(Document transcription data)
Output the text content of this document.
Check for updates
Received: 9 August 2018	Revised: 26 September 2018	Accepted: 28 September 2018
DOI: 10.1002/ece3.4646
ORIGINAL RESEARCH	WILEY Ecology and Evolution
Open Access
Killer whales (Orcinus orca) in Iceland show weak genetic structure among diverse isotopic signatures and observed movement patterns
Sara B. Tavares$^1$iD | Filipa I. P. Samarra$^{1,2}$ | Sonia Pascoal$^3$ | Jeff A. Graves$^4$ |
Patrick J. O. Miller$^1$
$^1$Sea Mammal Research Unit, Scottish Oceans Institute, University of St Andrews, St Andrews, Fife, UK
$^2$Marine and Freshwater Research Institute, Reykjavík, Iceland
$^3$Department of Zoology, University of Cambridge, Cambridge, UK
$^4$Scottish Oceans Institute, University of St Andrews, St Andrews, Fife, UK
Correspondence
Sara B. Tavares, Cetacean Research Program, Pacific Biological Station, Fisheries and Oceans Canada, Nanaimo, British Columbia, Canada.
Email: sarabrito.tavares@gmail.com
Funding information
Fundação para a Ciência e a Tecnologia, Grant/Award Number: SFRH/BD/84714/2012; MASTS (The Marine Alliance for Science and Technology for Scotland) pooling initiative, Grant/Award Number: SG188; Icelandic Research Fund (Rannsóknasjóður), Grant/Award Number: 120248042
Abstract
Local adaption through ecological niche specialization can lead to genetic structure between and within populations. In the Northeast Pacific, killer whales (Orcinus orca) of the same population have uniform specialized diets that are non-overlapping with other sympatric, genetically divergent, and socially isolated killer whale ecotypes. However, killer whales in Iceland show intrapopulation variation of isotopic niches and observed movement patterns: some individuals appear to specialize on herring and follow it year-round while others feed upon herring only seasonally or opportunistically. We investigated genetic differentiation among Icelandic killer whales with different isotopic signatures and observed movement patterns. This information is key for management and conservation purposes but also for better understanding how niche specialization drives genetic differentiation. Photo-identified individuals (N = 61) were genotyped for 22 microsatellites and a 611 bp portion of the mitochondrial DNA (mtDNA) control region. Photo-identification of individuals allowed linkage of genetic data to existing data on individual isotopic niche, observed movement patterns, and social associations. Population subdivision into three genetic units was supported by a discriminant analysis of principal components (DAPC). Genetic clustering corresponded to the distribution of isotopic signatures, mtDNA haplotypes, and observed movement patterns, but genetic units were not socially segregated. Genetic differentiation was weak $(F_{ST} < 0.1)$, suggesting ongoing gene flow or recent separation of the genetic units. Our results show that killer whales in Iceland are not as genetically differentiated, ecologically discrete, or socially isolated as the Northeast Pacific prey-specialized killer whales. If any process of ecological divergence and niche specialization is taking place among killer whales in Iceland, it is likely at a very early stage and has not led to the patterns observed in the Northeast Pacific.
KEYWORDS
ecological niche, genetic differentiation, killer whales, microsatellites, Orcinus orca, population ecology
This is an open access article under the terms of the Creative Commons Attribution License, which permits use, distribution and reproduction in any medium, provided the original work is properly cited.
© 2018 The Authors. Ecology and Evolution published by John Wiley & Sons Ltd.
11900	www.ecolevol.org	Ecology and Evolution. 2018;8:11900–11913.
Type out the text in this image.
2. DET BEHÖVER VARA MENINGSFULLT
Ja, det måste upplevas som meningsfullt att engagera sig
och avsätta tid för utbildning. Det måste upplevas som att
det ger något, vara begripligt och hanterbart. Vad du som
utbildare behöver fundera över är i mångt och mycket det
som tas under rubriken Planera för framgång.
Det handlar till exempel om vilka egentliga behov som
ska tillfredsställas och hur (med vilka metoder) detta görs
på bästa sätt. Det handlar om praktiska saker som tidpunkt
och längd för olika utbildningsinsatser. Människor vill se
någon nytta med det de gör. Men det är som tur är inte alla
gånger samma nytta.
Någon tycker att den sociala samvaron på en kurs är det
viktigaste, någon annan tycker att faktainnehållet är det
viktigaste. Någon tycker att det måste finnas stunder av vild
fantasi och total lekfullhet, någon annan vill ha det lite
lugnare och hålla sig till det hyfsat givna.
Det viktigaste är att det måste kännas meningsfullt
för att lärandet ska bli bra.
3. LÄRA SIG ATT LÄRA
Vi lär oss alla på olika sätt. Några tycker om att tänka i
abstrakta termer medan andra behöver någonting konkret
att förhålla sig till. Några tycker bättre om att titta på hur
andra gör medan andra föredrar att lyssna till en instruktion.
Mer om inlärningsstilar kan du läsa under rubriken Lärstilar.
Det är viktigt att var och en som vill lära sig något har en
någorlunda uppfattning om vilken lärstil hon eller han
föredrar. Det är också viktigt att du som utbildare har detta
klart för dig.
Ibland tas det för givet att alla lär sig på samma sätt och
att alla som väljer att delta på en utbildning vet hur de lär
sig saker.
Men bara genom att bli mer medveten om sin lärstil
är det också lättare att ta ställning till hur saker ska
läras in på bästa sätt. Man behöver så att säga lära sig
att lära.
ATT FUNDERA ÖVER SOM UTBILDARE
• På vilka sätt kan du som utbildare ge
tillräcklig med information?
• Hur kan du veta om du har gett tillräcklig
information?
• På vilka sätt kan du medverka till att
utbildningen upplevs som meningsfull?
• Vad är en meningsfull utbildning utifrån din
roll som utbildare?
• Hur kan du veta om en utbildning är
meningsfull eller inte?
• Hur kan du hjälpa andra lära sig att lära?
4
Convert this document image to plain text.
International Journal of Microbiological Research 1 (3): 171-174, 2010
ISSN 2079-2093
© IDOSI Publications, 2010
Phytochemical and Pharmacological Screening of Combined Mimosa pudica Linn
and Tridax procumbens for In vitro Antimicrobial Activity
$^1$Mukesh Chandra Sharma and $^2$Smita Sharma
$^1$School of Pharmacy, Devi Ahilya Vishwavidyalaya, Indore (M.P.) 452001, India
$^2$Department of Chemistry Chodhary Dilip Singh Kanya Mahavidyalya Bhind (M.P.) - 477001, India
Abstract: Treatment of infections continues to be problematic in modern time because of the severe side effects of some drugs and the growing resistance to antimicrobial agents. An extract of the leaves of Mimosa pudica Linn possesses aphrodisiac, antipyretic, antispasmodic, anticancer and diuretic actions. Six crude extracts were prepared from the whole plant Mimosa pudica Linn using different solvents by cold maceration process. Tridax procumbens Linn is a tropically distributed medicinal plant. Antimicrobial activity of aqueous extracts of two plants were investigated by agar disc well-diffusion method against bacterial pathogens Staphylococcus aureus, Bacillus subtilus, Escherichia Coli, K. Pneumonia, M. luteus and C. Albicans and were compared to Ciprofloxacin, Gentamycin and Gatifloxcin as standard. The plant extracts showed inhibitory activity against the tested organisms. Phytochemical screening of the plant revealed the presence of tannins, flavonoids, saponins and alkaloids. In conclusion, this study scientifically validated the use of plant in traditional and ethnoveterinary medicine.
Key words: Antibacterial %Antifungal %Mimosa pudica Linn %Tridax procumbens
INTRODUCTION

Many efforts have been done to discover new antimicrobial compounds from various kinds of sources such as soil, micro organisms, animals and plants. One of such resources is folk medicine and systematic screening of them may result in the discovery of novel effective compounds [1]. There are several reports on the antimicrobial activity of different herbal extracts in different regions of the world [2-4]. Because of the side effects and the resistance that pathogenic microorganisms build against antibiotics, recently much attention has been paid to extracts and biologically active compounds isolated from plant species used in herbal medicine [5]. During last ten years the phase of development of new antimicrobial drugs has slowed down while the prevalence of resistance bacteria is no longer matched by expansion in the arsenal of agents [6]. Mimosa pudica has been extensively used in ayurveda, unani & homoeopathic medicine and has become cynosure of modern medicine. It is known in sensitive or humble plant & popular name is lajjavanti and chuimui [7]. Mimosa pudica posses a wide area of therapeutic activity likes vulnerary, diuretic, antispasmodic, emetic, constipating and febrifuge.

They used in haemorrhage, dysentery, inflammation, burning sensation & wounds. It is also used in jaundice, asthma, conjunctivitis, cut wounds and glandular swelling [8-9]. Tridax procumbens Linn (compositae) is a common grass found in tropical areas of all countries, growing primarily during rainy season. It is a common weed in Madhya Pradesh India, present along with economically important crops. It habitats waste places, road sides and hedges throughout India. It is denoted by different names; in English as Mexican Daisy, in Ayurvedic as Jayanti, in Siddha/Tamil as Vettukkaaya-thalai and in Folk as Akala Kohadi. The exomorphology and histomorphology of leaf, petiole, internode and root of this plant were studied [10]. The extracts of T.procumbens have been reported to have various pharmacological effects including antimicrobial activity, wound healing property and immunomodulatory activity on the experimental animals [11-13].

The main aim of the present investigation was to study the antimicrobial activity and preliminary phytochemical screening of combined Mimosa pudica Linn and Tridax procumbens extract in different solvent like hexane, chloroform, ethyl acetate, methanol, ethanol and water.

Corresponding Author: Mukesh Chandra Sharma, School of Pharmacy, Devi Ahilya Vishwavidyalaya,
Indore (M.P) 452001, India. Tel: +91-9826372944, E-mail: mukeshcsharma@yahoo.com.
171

Brief: Show every line from the entries above in which the word "vilka" appears.

Output below:
Det handlar till exempel om vilka egentliga behov som
ska tillfredsställas och hur (med vilka metoder) detta görs
• På vilka sätt kan du som utbildare ge
• På vilka sätt kan du medverka till att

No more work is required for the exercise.